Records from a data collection
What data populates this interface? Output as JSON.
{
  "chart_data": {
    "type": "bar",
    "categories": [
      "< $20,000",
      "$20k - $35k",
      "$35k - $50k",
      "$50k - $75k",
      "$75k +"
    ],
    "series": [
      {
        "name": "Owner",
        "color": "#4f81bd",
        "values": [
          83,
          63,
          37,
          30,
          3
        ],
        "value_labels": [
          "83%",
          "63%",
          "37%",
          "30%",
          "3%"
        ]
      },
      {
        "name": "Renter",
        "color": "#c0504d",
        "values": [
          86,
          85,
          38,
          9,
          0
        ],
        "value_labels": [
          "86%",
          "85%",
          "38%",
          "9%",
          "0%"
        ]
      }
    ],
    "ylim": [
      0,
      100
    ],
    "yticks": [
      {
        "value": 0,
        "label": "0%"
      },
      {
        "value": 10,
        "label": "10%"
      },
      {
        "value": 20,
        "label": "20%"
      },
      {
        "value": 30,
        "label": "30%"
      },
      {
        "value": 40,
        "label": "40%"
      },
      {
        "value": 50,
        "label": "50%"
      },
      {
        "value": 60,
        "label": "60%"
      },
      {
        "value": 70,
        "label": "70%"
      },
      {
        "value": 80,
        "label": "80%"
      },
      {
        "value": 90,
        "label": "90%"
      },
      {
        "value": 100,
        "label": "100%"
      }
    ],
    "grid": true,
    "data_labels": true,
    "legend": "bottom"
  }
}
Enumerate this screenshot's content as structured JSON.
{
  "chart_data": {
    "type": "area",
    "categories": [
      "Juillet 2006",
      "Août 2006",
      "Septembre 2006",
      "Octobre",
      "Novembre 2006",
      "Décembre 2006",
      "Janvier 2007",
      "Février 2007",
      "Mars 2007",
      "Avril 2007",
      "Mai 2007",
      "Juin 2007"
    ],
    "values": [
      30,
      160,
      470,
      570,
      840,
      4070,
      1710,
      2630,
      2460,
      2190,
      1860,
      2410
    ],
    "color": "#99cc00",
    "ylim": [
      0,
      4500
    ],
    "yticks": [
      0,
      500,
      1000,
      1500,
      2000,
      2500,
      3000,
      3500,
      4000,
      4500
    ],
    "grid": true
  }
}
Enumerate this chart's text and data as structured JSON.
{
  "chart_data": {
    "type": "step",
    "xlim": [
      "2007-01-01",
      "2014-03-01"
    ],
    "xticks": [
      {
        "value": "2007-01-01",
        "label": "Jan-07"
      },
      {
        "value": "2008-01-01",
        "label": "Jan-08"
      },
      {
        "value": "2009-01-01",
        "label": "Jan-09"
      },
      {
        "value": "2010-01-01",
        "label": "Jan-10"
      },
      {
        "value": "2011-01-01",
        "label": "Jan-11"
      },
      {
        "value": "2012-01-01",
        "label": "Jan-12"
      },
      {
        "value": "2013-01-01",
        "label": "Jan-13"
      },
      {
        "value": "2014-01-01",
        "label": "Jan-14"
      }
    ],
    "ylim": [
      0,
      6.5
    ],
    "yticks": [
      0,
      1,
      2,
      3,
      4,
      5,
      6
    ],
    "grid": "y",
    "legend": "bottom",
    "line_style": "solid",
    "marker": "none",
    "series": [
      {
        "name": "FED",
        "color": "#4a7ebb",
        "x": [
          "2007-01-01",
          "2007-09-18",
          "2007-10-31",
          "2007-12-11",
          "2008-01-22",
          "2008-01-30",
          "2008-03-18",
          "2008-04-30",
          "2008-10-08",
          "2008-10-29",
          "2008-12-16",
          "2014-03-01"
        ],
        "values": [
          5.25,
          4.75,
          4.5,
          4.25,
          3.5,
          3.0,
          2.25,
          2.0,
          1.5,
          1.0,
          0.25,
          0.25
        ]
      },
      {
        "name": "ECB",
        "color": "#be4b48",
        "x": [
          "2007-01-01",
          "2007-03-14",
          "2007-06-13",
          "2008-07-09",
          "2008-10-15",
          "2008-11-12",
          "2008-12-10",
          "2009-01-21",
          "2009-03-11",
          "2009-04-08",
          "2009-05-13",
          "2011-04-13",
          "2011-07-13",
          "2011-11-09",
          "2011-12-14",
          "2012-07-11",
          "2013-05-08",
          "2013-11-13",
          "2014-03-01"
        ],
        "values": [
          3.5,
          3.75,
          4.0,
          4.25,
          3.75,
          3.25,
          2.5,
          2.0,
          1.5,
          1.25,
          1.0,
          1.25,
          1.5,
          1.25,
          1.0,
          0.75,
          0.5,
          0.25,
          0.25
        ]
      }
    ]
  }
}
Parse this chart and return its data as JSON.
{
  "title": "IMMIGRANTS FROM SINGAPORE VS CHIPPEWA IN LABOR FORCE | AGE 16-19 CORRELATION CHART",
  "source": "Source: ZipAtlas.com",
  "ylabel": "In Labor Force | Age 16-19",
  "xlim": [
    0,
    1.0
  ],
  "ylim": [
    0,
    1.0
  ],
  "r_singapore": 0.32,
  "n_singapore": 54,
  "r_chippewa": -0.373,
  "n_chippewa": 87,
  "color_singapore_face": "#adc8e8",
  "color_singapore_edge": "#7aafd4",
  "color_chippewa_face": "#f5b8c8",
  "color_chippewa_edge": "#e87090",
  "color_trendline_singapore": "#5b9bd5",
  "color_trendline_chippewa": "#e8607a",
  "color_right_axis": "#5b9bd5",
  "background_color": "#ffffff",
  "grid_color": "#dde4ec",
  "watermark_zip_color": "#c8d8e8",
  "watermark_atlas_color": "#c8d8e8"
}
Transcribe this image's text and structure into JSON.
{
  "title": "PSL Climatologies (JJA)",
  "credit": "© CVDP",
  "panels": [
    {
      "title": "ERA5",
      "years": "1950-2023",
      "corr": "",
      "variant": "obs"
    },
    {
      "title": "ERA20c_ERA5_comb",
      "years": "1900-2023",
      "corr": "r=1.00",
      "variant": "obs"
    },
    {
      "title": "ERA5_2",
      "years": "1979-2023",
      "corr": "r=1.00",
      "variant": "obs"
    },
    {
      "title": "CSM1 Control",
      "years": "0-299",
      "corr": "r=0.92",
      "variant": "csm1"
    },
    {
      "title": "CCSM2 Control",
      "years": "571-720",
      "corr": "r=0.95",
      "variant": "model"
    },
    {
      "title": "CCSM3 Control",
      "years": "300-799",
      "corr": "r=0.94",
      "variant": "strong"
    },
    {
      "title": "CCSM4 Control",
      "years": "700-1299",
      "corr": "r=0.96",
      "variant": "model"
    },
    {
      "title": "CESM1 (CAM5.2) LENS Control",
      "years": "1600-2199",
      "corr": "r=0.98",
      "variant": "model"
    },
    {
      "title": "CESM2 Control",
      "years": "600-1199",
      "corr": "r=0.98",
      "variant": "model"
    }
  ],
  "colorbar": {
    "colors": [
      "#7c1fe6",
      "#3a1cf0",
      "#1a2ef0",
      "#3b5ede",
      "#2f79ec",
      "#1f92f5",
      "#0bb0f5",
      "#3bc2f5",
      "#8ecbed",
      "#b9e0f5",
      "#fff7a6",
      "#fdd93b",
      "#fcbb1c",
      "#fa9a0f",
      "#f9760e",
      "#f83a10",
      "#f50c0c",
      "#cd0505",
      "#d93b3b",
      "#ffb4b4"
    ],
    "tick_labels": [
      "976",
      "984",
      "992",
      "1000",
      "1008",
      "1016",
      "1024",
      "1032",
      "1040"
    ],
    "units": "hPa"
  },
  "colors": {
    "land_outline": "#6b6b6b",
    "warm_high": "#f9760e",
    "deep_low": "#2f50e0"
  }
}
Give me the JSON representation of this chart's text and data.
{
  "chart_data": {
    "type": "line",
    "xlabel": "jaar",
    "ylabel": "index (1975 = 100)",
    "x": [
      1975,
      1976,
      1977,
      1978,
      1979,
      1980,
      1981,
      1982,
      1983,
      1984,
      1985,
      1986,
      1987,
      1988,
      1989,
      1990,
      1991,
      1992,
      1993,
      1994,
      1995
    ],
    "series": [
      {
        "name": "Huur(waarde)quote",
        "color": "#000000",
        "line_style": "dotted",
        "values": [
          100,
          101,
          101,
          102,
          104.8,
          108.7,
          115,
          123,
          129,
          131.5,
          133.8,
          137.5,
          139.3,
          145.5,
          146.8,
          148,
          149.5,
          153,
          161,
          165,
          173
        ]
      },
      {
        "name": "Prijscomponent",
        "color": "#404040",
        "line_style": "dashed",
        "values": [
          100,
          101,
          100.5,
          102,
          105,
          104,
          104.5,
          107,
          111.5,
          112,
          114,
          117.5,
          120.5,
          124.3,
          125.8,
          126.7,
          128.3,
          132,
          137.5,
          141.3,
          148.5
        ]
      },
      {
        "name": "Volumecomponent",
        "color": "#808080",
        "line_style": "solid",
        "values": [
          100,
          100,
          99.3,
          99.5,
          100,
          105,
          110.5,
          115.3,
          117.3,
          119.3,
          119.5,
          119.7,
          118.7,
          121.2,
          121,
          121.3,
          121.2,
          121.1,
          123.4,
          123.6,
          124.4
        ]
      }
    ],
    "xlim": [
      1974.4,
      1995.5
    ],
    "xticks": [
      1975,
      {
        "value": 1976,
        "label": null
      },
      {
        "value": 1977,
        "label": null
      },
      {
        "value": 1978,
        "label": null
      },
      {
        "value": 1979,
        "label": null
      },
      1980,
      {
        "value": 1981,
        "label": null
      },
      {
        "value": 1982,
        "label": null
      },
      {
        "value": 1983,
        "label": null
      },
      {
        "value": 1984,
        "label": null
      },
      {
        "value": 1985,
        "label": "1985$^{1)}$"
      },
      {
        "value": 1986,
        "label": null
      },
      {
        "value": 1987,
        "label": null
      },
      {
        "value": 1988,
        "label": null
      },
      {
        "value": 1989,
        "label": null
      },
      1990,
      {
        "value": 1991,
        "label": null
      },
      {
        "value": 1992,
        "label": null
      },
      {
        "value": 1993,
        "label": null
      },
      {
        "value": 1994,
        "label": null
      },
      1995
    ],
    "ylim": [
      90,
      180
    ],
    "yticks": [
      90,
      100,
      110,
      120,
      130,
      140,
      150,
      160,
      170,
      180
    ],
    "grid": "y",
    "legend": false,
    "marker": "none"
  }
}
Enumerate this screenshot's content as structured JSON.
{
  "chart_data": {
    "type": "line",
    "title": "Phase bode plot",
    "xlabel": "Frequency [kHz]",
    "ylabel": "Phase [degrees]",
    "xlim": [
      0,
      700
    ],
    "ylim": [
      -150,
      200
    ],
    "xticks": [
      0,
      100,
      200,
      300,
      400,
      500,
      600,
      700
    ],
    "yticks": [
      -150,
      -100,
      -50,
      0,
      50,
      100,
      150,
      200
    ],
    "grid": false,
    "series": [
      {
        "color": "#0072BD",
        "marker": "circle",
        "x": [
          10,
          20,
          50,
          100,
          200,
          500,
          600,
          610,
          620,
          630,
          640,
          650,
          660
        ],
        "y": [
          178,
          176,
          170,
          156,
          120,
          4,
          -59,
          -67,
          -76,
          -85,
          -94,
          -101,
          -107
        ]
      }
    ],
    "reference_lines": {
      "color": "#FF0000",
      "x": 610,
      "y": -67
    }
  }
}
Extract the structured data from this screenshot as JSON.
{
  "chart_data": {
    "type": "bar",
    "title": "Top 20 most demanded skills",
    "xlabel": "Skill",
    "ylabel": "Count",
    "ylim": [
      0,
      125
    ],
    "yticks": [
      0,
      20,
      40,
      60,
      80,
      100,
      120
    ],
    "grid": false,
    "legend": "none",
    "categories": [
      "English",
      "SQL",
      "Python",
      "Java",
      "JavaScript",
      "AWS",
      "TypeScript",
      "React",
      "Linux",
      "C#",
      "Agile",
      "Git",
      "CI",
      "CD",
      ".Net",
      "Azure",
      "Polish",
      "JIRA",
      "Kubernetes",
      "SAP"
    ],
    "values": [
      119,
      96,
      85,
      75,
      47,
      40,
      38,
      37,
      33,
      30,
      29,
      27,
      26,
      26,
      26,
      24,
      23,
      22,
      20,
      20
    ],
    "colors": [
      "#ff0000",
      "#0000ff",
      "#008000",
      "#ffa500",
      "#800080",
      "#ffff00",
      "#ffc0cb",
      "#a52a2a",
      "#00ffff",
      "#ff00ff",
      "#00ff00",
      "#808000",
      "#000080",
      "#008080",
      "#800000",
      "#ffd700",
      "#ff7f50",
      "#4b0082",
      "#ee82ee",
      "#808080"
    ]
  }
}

> _GIVEN INSTRUCTION_: Every line above that contains the word "this" should be reported.

> _RIGHT ANSWER_:
What data populates this interface? Output as JSON.
Enumerate this screenshot's content as structured JSON.
Enumerate this chart's text and data as structured JSON.
Parse this chart and return its data as JSON.
Transcribe this image's text and structure into JSON.
Give me the JSON representation of this chart's text and data.
Enumerate this screenshot's content as structured JSON.
Extract the structured data from this screenshot as JSON.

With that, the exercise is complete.